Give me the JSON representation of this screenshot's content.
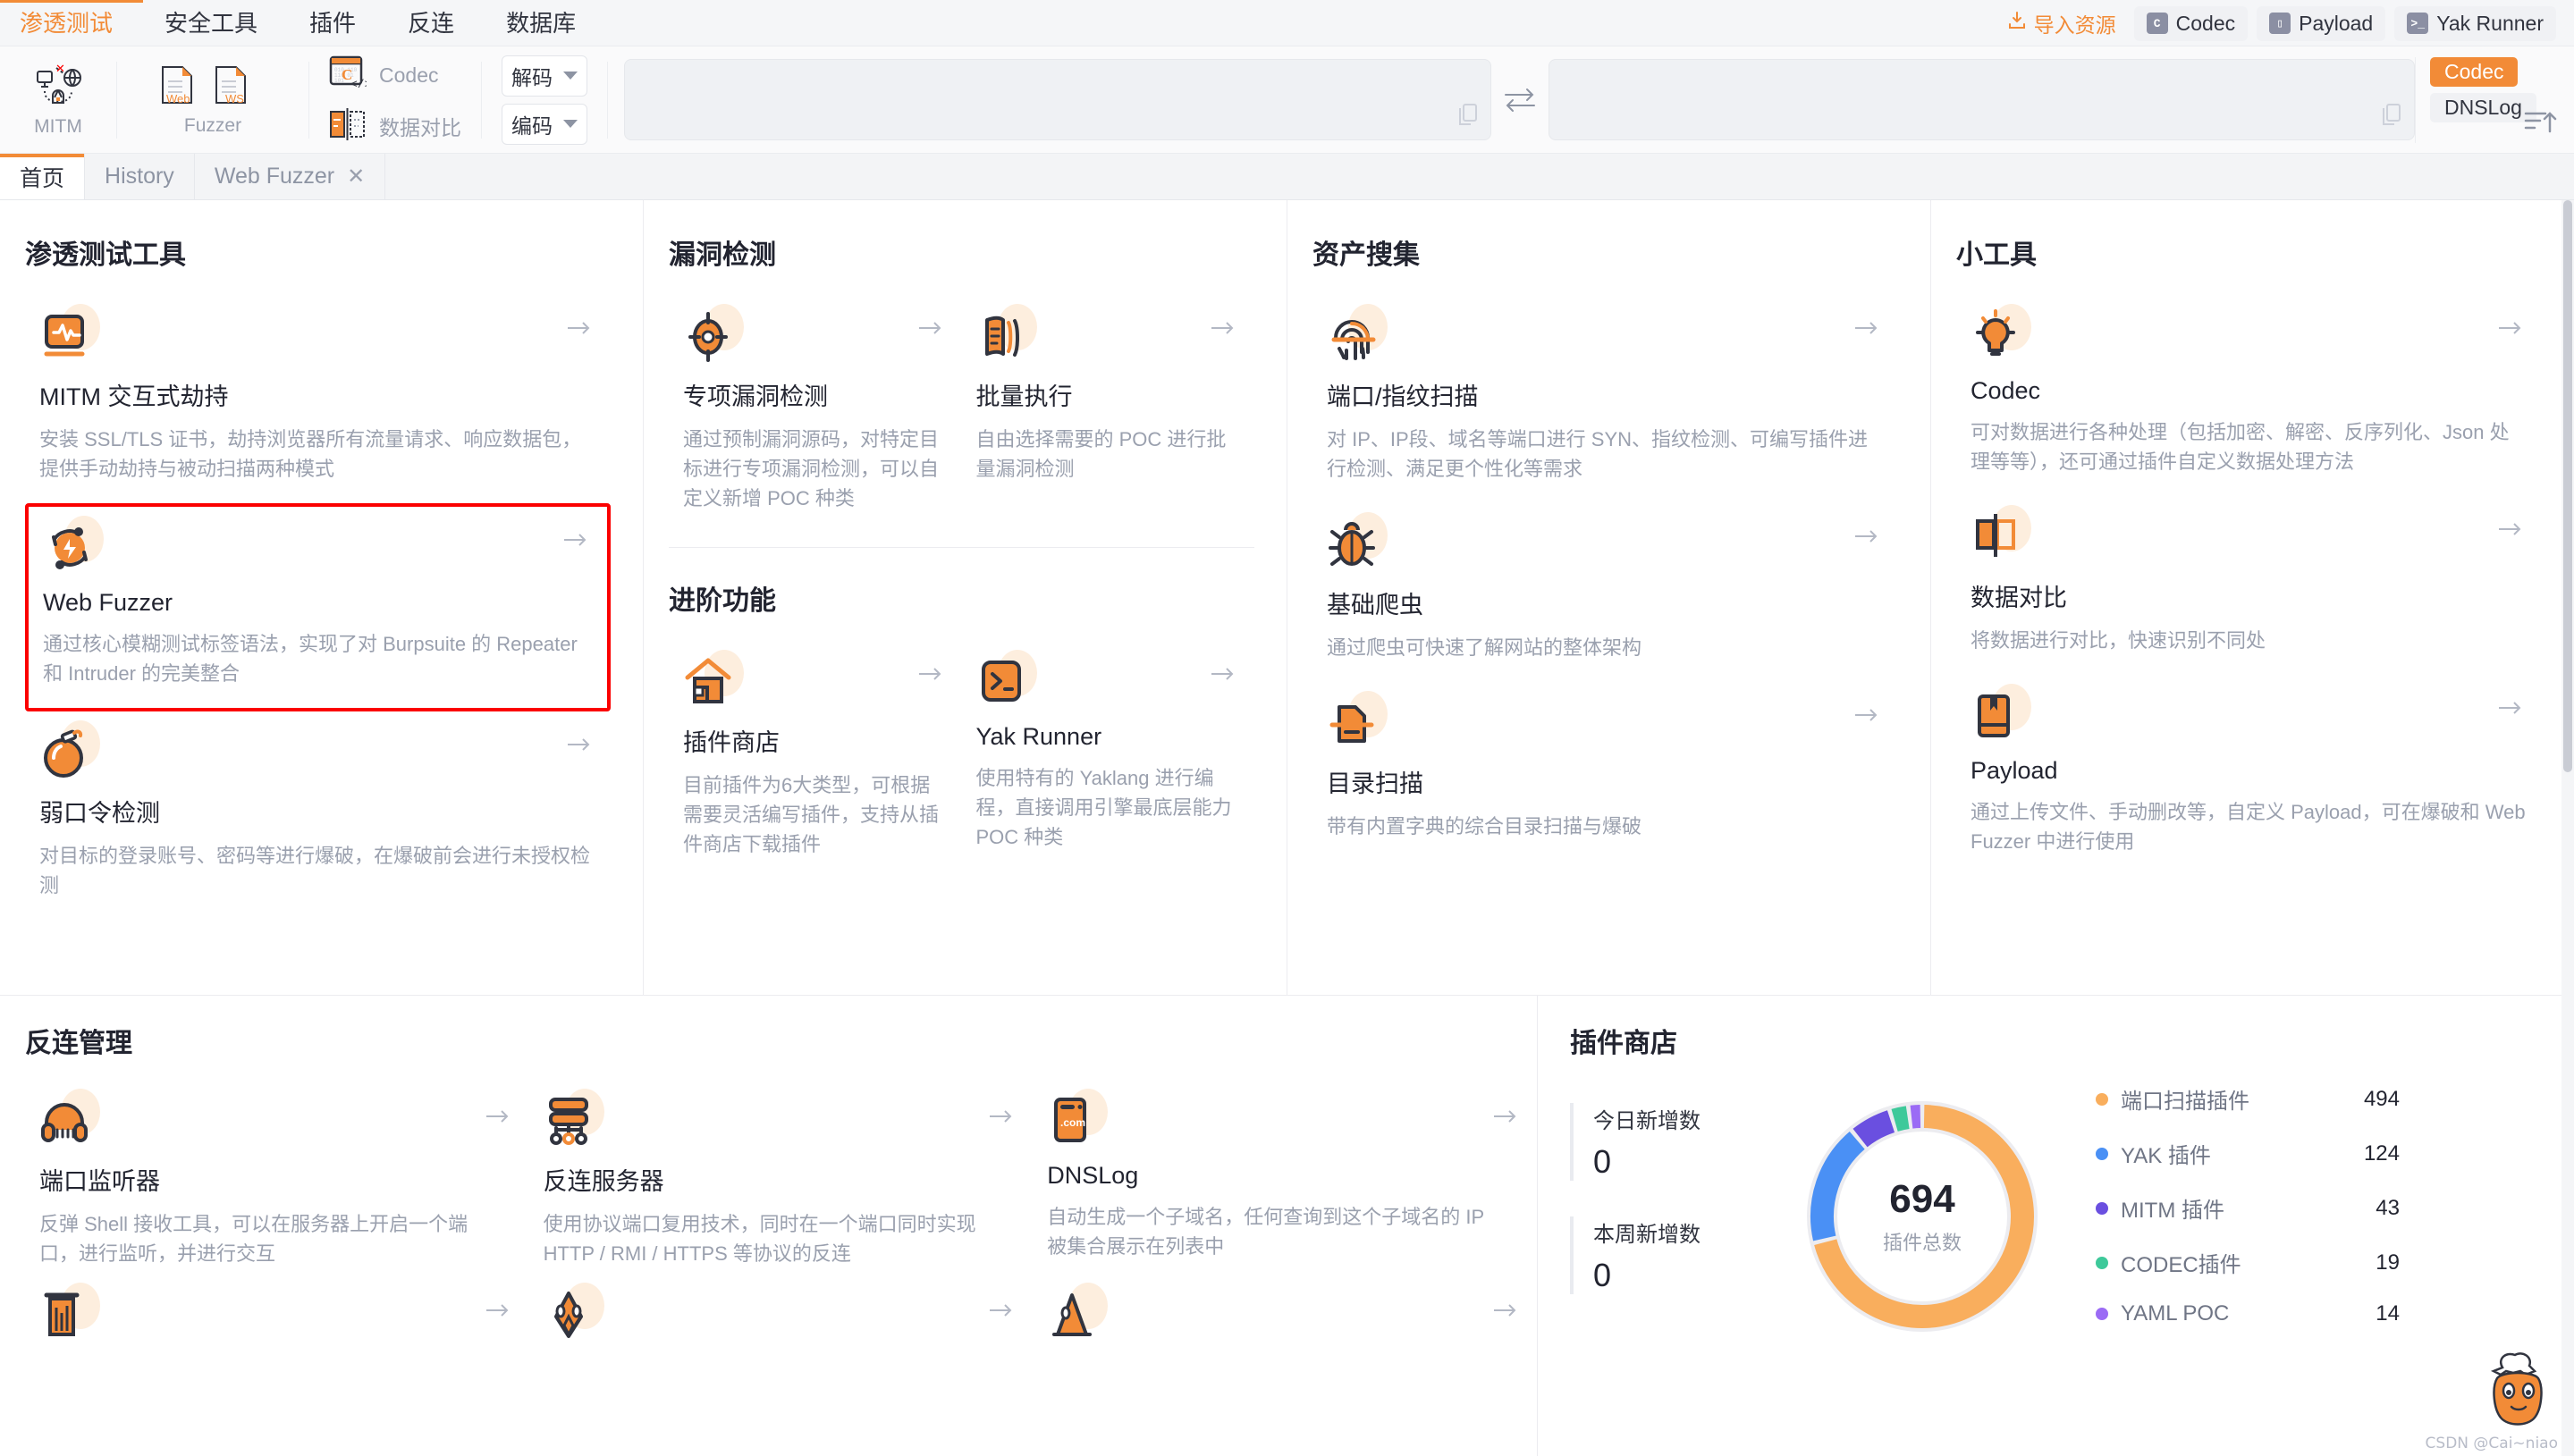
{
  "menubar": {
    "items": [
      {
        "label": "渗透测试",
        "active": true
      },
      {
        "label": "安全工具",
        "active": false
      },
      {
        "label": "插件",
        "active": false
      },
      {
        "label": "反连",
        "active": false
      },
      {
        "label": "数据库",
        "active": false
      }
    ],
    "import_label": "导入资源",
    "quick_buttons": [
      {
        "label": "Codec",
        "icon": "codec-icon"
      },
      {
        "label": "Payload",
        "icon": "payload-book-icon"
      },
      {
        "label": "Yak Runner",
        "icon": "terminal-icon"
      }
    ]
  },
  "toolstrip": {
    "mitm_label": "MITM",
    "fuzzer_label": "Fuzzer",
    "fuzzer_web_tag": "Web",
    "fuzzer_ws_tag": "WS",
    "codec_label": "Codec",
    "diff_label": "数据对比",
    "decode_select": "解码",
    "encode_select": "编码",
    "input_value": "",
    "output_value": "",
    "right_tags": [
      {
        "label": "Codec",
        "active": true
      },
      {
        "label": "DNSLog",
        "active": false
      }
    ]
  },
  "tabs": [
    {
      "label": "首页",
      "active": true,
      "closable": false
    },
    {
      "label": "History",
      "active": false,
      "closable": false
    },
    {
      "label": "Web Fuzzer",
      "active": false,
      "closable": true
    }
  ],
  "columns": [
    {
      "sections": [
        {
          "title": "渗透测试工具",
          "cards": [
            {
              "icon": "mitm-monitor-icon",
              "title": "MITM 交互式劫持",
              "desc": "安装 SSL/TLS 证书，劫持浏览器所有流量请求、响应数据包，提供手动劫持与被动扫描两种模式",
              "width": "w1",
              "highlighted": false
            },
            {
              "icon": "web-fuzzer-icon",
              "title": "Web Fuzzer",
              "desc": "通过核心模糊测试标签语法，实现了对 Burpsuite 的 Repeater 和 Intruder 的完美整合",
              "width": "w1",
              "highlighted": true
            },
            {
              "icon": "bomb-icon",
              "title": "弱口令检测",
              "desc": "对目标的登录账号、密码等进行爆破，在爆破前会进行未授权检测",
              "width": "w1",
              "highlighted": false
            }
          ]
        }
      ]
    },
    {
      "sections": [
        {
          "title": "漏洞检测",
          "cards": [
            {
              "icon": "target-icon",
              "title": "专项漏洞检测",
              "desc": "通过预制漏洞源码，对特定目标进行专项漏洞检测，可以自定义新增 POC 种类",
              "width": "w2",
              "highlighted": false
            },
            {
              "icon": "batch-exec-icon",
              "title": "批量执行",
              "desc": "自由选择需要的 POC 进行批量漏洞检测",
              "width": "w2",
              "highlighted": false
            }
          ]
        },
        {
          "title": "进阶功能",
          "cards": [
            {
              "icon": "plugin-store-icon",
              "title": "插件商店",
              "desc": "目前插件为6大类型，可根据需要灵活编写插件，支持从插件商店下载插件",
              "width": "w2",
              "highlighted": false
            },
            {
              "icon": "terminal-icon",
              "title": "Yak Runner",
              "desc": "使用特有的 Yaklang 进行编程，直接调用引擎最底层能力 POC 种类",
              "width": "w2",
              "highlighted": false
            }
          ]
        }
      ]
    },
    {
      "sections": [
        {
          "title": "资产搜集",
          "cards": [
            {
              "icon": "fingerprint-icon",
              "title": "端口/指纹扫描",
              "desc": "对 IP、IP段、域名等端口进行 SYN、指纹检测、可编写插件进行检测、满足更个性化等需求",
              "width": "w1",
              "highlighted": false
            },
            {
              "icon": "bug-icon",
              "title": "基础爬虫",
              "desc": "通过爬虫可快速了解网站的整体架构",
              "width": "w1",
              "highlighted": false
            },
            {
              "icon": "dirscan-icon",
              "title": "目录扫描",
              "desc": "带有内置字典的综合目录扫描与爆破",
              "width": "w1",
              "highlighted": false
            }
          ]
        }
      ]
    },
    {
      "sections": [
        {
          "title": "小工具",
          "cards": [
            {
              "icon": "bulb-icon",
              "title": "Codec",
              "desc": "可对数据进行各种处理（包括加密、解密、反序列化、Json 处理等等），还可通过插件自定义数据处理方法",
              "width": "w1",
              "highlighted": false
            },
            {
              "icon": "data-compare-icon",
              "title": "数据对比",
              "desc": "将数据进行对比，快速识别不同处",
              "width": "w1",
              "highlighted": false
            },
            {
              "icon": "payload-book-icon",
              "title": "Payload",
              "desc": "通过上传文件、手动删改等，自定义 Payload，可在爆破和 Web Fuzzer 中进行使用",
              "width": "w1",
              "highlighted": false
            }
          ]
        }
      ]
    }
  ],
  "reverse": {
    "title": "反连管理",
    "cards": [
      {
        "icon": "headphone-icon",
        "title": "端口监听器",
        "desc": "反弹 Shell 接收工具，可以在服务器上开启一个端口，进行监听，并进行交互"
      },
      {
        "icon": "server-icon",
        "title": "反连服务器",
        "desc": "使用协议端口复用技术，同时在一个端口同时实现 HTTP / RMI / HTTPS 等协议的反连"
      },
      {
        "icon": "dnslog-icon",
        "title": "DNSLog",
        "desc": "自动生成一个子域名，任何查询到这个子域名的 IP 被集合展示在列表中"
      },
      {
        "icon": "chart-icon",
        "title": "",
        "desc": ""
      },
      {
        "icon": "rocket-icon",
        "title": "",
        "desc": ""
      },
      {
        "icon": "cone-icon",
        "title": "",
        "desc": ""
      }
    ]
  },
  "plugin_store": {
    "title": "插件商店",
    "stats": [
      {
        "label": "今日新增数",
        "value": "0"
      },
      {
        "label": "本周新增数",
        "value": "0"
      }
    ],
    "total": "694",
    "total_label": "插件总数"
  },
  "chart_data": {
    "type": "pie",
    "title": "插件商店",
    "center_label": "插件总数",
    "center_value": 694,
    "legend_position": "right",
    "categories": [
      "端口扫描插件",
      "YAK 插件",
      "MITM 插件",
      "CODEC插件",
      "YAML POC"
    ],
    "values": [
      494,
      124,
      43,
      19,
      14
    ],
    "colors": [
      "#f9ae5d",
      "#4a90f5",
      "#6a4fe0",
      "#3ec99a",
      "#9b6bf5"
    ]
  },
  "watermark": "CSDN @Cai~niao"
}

* * *

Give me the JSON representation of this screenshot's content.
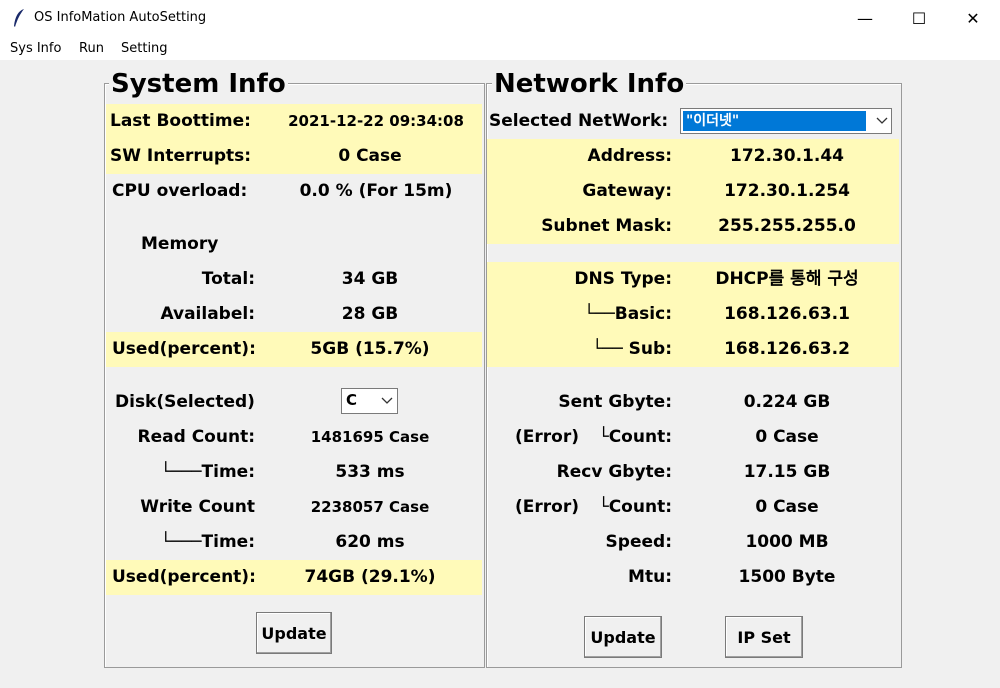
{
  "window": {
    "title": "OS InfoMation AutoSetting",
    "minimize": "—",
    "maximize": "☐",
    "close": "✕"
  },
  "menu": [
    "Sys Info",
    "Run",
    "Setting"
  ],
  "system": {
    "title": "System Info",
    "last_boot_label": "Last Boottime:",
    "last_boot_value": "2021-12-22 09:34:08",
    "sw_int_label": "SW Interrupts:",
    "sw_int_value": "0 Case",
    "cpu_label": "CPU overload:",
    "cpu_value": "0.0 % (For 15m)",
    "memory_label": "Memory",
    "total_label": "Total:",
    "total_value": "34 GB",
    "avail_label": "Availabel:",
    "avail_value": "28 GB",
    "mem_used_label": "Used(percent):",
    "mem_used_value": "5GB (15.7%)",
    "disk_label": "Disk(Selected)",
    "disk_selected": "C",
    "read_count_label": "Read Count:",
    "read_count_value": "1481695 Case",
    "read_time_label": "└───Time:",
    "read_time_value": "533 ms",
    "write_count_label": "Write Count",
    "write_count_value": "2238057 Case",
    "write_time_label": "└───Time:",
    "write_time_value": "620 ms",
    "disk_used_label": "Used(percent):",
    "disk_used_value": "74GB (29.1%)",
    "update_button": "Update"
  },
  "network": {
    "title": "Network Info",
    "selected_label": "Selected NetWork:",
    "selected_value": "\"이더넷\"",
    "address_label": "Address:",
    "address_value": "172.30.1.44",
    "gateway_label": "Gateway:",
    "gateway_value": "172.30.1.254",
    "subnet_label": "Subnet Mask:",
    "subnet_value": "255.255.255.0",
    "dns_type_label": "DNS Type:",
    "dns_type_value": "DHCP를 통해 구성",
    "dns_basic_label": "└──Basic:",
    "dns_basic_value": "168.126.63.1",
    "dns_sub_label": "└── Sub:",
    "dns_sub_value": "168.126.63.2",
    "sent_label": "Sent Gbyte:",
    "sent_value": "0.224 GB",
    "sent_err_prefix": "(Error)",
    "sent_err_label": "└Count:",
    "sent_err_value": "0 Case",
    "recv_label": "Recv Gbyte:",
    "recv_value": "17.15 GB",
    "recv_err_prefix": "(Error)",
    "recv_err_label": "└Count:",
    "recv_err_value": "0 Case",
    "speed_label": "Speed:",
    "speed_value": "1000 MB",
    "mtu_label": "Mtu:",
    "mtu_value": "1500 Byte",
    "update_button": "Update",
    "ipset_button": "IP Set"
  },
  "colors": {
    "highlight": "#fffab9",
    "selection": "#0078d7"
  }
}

- _Task requirements_
From the listing above, collect every line that mentions the word "book".

- _Expected answer_
        "icon": "payload-book-icon"
              "icon": "payload-book-icon",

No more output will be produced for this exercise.